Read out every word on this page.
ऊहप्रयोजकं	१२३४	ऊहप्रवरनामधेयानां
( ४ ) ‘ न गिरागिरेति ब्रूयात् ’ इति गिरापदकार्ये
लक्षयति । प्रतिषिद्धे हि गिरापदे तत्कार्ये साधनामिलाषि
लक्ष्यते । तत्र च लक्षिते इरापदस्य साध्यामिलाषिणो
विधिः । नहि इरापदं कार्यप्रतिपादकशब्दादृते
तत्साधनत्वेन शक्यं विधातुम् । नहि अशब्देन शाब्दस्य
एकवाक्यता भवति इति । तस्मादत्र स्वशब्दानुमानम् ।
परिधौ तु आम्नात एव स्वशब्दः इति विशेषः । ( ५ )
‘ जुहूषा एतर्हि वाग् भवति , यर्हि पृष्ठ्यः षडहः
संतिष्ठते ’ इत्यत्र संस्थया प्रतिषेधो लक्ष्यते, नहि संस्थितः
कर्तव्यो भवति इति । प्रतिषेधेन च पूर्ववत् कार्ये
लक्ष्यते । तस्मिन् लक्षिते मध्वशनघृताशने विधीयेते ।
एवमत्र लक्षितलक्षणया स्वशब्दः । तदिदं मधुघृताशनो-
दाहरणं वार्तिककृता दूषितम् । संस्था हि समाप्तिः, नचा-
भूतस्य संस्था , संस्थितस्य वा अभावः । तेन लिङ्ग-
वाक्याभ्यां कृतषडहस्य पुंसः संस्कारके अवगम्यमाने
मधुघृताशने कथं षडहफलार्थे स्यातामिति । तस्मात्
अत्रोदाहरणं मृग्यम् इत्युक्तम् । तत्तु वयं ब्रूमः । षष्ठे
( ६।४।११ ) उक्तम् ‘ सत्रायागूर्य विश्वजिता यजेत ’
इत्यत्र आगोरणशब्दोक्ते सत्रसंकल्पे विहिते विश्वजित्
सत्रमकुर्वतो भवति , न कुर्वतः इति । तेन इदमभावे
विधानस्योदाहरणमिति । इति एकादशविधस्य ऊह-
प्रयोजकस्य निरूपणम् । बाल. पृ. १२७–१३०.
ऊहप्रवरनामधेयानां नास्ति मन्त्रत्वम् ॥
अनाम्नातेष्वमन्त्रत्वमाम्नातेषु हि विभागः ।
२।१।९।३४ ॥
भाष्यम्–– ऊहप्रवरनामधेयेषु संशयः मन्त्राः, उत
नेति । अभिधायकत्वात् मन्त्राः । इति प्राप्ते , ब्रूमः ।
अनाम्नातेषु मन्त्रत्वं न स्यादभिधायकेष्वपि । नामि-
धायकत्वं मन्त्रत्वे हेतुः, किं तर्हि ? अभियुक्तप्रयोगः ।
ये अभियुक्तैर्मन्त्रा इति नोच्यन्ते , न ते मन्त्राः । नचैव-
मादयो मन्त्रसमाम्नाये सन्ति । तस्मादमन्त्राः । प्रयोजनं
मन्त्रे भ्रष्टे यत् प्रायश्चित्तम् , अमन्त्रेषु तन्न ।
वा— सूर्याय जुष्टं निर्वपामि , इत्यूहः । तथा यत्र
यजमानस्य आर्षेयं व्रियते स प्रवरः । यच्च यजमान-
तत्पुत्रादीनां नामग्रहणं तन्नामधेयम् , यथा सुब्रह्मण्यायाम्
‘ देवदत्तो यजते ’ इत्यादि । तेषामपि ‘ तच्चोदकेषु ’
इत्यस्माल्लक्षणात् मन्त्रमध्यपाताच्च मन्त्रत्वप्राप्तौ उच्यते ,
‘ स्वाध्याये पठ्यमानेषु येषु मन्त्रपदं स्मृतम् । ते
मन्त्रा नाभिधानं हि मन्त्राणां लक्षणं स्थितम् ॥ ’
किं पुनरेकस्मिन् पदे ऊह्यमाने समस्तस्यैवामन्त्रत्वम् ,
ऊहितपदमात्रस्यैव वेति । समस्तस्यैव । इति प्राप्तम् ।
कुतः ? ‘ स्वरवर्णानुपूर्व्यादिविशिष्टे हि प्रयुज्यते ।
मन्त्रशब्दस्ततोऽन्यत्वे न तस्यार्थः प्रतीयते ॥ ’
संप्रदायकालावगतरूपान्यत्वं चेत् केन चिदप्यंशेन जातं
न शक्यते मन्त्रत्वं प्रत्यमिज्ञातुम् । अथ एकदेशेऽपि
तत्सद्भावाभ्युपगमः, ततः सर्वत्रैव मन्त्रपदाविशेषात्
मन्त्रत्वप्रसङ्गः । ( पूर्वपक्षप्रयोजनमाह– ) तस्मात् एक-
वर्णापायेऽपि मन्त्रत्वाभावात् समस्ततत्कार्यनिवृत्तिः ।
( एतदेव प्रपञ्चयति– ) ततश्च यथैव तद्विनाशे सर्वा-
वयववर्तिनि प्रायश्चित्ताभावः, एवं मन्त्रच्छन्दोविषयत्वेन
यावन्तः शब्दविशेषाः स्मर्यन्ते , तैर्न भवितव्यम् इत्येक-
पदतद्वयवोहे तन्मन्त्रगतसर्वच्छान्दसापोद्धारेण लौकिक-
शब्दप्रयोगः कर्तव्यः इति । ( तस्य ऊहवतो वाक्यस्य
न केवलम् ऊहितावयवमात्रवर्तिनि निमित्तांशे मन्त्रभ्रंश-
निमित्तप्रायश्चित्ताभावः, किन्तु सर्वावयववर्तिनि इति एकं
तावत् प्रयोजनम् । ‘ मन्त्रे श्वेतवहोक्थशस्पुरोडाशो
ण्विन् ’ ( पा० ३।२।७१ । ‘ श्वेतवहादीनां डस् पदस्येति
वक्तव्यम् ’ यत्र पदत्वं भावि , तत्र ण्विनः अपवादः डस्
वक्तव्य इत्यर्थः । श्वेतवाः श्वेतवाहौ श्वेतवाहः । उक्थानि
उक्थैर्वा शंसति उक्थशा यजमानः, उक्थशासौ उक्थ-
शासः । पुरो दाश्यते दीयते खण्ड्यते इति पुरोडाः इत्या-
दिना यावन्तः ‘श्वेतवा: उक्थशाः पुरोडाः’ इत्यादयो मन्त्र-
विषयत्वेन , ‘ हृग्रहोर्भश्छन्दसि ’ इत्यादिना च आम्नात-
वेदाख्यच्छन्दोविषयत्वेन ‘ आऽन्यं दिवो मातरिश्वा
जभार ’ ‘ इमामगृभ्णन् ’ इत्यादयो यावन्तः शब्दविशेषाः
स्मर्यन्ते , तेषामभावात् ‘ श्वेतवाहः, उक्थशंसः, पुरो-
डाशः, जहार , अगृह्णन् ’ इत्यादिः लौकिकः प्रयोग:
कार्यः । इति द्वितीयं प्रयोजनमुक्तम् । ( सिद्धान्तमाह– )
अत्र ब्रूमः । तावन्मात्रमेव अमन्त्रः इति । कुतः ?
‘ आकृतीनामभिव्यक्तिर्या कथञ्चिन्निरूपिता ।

Directions for this task
Faithfully reproduce all of the records, character for character.

In response
Read out every word on this page.
ऊहप्रयोजकं	१२३४	ऊहप्रवरनामधेयानां
( ४ ) ‘ न गिरागिरेति ब्रूयात् ’ इति गिरापदकार्ये
लक्षयति । प्रतिषिद्धे हि गिरापदे तत्कार्ये साधनामिलाषि
लक्ष्यते । तत्र च लक्षिते इरापदस्य साध्यामिलाषिणो
विधिः । नहि इरापदं कार्यप्रतिपादकशब्दादृते
तत्साधनत्वेन शक्यं विधातुम् । नहि अशब्देन शाब्दस्य
एकवाक्यता भवति इति । तस्मादत्र स्वशब्दानुमानम् ।
परिधौ तु आम्नात एव स्वशब्दः इति विशेषः । ( ५ )
‘ जुहूषा एतर्हि वाग् भवति , यर्हि पृष्ठ्यः षडहः
संतिष्ठते ’ इत्यत्र संस्थया प्रतिषेधो लक्ष्यते, नहि संस्थितः
कर्तव्यो भवति इति । प्रतिषेधेन च पूर्ववत् कार्ये
लक्ष्यते । तस्मिन् लक्षिते मध्वशनघृताशने विधीयेते ।
एवमत्र लक्षितलक्षणया स्वशब्दः । तदिदं मधुघृताशनो-
दाहरणं वार्तिककृता दूषितम् । संस्था हि समाप्तिः, नचा-
भूतस्य संस्था , संस्थितस्य वा अभावः । तेन लिङ्ग-
वाक्याभ्यां कृतषडहस्य पुंसः संस्कारके अवगम्यमाने
मधुघृताशने कथं षडहफलार्थे स्यातामिति । तस्मात्
अत्रोदाहरणं मृग्यम् इत्युक्तम् । तत्तु वयं ब्रूमः । षष्ठे
( ६।४।११ ) उक्तम् ‘ सत्रायागूर्य विश्वजिता यजेत ’
इत्यत्र आगोरणशब्दोक्ते सत्रसंकल्पे विहिते विश्वजित्
सत्रमकुर्वतो भवति , न कुर्वतः इति । तेन इदमभावे
विधानस्योदाहरणमिति । इति एकादशविधस्य ऊह-
प्रयोजकस्य निरूपणम् । बाल. पृ. १२७–१३०.
ऊहप्रवरनामधेयानां नास्ति मन्त्रत्वम् ॥
अनाम्नातेष्वमन्त्रत्वमाम्नातेषु हि विभागः ।
२।१।९।३४ ॥
भाष्यम्–– ऊहप्रवरनामधेयेषु संशयः मन्त्राः, उत
नेति । अभिधायकत्वात् मन्त्राः । इति प्राप्ते , ब्रूमः ।
अनाम्नातेषु मन्त्रत्वं न स्यादभिधायकेष्वपि । नामि-
धायकत्वं मन्त्रत्वे हेतुः, किं तर्हि ? अभियुक्तप्रयोगः ।
ये अभियुक्तैर्मन्त्रा इति नोच्यन्ते , न ते मन्त्राः । नचैव-
मादयो मन्त्रसमाम्नाये सन्ति । तस्मादमन्त्राः । प्रयोजनं
मन्त्रे भ्रष्टे यत् प्रायश्चित्तम् , अमन्त्रेषु तन्न ।
वा— सूर्याय जुष्टं निर्वपामि , इत्यूहः । तथा यत्र
यजमानस्य आर्षेयं व्रियते स प्रवरः । यच्च यजमान-
तत्पुत्रादीनां नामग्रहणं तन्नामधेयम् , यथा सुब्रह्मण्यायाम्
‘ देवदत्तो यजते ’ इत्यादि । तेषामपि ‘ तच्चोदकेषु ’
इत्यस्माल्लक्षणात् मन्त्रमध्यपाताच्च मन्त्रत्वप्राप्तौ उच्यते ,
‘ स्वाध्याये पठ्यमानेषु येषु मन्त्रपदं स्मृतम् । ते
मन्त्रा नाभिधानं हि मन्त्राणां लक्षणं स्थितम् ॥ ’
किं पुनरेकस्मिन् पदे ऊह्यमाने समस्तस्यैवामन्त्रत्वम् ,
ऊहितपदमात्रस्यैव वेति । समस्तस्यैव । इति प्राप्तम् ।
कुतः ? ‘ स्वरवर्णानुपूर्व्यादिविशिष्टे हि प्रयुज्यते ।
मन्त्रशब्दस्ततोऽन्यत्वे न तस्यार्थः प्रतीयते ॥ ’
संप्रदायकालावगतरूपान्यत्वं चेत् केन चिदप्यंशेन जातं
न शक्यते मन्त्रत्वं प्रत्यमिज्ञातुम् । अथ एकदेशेऽपि
तत्सद्भावाभ्युपगमः, ततः सर्वत्रैव मन्त्रपदाविशेषात्
मन्त्रत्वप्रसङ्गः । ( पूर्वपक्षप्रयोजनमाह– ) तस्मात् एक-
वर्णापायेऽपि मन्त्रत्वाभावात् समस्ततत्कार्यनिवृत्तिः ।
( एतदेव प्रपञ्चयति– ) ततश्च यथैव तद्विनाशे सर्वा-
वयववर्तिनि प्रायश्चित्ताभावः, एवं मन्त्रच्छन्दोविषयत्वेन
यावन्तः शब्दविशेषाः स्मर्यन्ते , तैर्न भवितव्यम् इत्येक-
पदतद्वयवोहे तन्मन्त्रगतसर्वच्छान्दसापोद्धारेण लौकिक-
शब्दप्रयोगः कर्तव्यः इति । ( तस्य ऊहवतो वाक्यस्य
न केवलम् ऊहितावयवमात्रवर्तिनि निमित्तांशे मन्त्रभ्रंश-
निमित्तप्रायश्चित्ताभावः, किन्तु सर्वावयववर्तिनि इति एकं
तावत् प्रयोजनम् । ‘ मन्त्रे श्वेतवहोक्थशस्पुरोडाशो
ण्विन् ’ ( पा० ३।२।७१ । ‘ श्वेतवहादीनां डस् पदस्येति
वक्तव्यम् ’ यत्र पदत्वं भावि , तत्र ण्विनः अपवादः डस्
वक्तव्य इत्यर्थः । श्वेतवाः श्वेतवाहौ श्वेतवाहः । उक्थानि
उक्थैर्वा शंसति उक्थशा यजमानः, उक्थशासौ उक्थ-
शासः । पुरो दाश्यते दीयते खण्ड्यते इति पुरोडाः इत्या-
दिना यावन्तः ‘श्वेतवा: उक्थशाः पुरोडाः’ इत्यादयो मन्त्र-
विषयत्वेन , ‘ हृग्रहोर्भश्छन्दसि ’ इत्यादिना च आम्नात-
वेदाख्यच्छन्दोविषयत्वेन ‘ आऽन्यं दिवो मातरिश्वा
जभार ’ ‘ इमामगृभ्णन् ’ इत्यादयो यावन्तः शब्दविशेषाः
स्मर्यन्ते , तेषामभावात् ‘ श्वेतवाहः, उक्थशंसः, पुरो-
डाशः, जहार , अगृह्णन् ’ इत्यादिः लौकिकः प्रयोग:
कार्यः । इति द्वितीयं प्रयोजनमुक्तम् । ( सिद्धान्तमाह– )
अत्र ब्रूमः । तावन्मात्रमेव अमन्त्रः इति । कुतः ?
‘ आकृतीनामभिव्यक्तिर्या कथञ्चिन्निरूपिता ।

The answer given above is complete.